Given request -> Reproduce word for word everything from the first of the items below down to the one that contains "doc-label-go-no-go: GO/NO-GO <box>1114", including both of those items.

Data extract ->
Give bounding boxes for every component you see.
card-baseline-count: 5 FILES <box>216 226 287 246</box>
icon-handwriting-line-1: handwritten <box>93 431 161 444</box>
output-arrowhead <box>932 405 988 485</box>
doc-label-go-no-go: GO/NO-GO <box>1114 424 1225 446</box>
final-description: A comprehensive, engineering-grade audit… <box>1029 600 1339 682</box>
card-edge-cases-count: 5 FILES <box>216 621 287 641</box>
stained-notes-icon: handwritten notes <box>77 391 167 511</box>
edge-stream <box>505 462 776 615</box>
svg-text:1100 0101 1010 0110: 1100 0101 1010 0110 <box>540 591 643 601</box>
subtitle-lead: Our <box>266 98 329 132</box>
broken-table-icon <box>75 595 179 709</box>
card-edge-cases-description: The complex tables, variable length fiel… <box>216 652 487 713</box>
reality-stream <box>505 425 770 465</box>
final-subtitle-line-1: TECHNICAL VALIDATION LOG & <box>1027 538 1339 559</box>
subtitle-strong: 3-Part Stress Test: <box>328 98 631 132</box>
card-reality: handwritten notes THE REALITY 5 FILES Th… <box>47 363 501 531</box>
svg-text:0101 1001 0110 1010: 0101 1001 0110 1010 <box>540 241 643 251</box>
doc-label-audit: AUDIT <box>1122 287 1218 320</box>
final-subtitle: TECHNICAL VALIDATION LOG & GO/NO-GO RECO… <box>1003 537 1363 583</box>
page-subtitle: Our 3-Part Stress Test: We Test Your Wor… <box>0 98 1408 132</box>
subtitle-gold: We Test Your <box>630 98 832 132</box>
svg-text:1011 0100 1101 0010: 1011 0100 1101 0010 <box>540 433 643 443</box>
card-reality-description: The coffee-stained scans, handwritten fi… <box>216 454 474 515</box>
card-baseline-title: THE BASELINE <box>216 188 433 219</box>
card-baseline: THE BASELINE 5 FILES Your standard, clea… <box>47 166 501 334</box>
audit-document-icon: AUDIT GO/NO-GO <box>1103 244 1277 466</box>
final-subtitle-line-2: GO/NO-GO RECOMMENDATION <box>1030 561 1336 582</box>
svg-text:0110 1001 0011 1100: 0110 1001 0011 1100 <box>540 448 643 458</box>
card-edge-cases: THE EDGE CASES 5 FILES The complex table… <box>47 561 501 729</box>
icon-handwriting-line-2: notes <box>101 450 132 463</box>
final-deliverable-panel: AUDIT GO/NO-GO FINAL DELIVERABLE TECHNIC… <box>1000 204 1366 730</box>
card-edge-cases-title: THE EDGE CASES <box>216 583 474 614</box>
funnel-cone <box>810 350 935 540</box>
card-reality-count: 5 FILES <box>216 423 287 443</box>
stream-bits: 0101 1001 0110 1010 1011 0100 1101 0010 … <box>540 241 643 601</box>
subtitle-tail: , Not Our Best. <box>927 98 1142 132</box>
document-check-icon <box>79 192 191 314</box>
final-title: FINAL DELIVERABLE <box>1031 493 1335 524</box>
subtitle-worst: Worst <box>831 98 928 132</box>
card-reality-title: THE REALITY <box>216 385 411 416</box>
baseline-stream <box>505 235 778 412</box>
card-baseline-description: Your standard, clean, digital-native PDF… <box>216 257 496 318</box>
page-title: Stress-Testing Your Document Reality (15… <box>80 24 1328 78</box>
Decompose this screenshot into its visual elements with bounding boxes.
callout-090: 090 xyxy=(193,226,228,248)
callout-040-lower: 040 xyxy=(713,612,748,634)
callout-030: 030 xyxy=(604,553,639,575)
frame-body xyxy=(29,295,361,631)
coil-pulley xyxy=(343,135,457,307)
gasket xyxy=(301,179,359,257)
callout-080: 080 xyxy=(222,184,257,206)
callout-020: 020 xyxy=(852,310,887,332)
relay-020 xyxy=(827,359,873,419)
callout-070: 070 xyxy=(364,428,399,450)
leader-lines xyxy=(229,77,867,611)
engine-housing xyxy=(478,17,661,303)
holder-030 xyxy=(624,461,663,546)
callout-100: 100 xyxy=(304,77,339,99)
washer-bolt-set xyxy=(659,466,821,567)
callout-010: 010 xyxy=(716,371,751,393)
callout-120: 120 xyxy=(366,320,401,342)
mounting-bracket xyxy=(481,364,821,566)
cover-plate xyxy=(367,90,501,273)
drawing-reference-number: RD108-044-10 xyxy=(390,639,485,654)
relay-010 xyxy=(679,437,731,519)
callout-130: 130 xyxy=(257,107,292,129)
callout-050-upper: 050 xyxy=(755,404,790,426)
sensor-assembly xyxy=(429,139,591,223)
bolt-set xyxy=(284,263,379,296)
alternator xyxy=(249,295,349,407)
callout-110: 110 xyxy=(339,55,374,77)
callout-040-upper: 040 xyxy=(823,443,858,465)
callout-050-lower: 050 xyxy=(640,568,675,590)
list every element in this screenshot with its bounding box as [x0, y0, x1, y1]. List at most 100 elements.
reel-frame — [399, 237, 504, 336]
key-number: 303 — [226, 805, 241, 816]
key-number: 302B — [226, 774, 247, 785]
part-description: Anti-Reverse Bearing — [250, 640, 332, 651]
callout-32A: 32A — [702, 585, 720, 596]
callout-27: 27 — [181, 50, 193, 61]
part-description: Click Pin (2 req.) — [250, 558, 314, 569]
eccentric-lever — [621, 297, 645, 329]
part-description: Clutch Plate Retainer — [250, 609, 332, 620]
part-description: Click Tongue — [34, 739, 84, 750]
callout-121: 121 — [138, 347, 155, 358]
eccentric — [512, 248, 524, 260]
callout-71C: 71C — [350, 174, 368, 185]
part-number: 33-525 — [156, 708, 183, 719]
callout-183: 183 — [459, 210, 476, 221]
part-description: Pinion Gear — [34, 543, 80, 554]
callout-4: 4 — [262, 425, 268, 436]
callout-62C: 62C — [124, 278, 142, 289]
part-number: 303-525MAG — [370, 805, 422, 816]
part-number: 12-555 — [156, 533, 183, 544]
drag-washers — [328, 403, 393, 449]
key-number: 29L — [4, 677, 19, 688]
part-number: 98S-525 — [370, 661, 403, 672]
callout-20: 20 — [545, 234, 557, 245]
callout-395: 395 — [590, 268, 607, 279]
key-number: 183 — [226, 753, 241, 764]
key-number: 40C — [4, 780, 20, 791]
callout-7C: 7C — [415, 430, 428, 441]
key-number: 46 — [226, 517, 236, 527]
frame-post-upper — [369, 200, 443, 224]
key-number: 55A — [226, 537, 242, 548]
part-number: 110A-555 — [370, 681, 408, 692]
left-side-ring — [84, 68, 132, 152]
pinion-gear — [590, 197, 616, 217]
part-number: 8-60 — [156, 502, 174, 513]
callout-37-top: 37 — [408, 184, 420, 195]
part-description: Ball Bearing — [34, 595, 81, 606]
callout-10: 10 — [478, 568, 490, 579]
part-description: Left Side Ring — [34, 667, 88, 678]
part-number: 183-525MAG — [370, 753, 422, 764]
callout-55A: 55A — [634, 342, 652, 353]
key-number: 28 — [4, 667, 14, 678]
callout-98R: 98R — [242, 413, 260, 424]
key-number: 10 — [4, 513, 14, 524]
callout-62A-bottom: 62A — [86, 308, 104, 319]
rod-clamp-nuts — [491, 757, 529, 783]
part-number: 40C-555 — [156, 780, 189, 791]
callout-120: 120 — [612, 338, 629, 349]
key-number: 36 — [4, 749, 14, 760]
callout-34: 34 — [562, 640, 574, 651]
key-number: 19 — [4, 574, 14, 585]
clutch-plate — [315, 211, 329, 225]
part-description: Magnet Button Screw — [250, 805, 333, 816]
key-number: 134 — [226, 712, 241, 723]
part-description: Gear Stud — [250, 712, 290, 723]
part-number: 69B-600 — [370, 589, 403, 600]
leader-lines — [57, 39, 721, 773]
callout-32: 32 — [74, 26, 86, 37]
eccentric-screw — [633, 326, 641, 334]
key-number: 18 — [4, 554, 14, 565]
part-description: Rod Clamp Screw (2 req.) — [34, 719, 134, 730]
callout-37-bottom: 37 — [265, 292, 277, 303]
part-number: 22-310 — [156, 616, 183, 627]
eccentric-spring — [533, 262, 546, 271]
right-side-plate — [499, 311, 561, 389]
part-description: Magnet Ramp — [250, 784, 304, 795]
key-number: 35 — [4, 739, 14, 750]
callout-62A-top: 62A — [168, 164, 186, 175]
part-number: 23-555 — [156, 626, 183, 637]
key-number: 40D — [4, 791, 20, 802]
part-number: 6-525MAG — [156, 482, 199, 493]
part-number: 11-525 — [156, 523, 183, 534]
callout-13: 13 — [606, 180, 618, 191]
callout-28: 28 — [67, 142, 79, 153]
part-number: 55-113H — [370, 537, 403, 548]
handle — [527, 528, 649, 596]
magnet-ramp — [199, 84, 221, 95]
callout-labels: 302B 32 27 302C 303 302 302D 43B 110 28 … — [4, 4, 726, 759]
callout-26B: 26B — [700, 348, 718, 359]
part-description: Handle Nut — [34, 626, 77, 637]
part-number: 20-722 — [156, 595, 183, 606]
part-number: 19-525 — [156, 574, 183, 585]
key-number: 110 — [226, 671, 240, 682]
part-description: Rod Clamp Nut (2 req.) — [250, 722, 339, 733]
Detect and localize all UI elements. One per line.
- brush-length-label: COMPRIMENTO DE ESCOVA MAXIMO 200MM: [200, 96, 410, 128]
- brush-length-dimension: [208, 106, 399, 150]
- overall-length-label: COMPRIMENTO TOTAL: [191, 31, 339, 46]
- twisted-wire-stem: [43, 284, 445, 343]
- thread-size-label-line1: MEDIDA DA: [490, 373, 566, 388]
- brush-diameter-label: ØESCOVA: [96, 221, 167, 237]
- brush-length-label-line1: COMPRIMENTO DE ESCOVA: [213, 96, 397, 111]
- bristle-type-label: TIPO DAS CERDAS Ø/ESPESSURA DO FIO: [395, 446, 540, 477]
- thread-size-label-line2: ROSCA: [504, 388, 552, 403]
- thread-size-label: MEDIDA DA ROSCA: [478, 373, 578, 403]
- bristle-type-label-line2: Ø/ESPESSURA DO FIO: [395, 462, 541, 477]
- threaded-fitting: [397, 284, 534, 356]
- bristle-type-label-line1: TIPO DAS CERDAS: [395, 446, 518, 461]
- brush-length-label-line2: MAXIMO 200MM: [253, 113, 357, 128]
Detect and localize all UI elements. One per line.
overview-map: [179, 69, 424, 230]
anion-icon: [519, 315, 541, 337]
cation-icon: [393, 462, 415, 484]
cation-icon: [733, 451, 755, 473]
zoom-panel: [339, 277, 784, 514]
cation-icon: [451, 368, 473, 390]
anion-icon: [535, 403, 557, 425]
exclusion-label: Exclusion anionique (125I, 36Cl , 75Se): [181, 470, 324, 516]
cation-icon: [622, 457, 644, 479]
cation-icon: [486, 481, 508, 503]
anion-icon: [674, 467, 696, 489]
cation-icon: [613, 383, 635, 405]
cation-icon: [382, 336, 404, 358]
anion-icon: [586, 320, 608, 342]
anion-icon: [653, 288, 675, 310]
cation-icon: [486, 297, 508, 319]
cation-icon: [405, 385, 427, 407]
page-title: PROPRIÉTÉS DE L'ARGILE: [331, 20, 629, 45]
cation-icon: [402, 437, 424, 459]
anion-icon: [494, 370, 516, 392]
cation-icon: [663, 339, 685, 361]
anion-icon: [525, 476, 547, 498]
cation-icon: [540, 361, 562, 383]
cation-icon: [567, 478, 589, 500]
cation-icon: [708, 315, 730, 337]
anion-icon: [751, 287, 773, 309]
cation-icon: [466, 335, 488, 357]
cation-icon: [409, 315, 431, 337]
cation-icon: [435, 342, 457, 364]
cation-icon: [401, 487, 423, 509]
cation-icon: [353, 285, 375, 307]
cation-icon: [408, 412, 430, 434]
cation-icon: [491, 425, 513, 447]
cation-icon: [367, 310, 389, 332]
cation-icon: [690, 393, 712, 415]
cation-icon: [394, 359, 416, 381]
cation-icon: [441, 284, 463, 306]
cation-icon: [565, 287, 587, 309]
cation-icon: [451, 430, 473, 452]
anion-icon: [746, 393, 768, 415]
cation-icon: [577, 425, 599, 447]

The solution ->
Give bounding boxes for every component you see.
card-baseline-count: 5 FILES <box>216 226 287 246</box>
icon-handwriting-line-1: handwritten <box>93 431 161 444</box>
output-arrowhead <box>932 405 988 485</box>
doc-label-go-no-go: GO/NO-GO <box>1114 424 1225 446</box>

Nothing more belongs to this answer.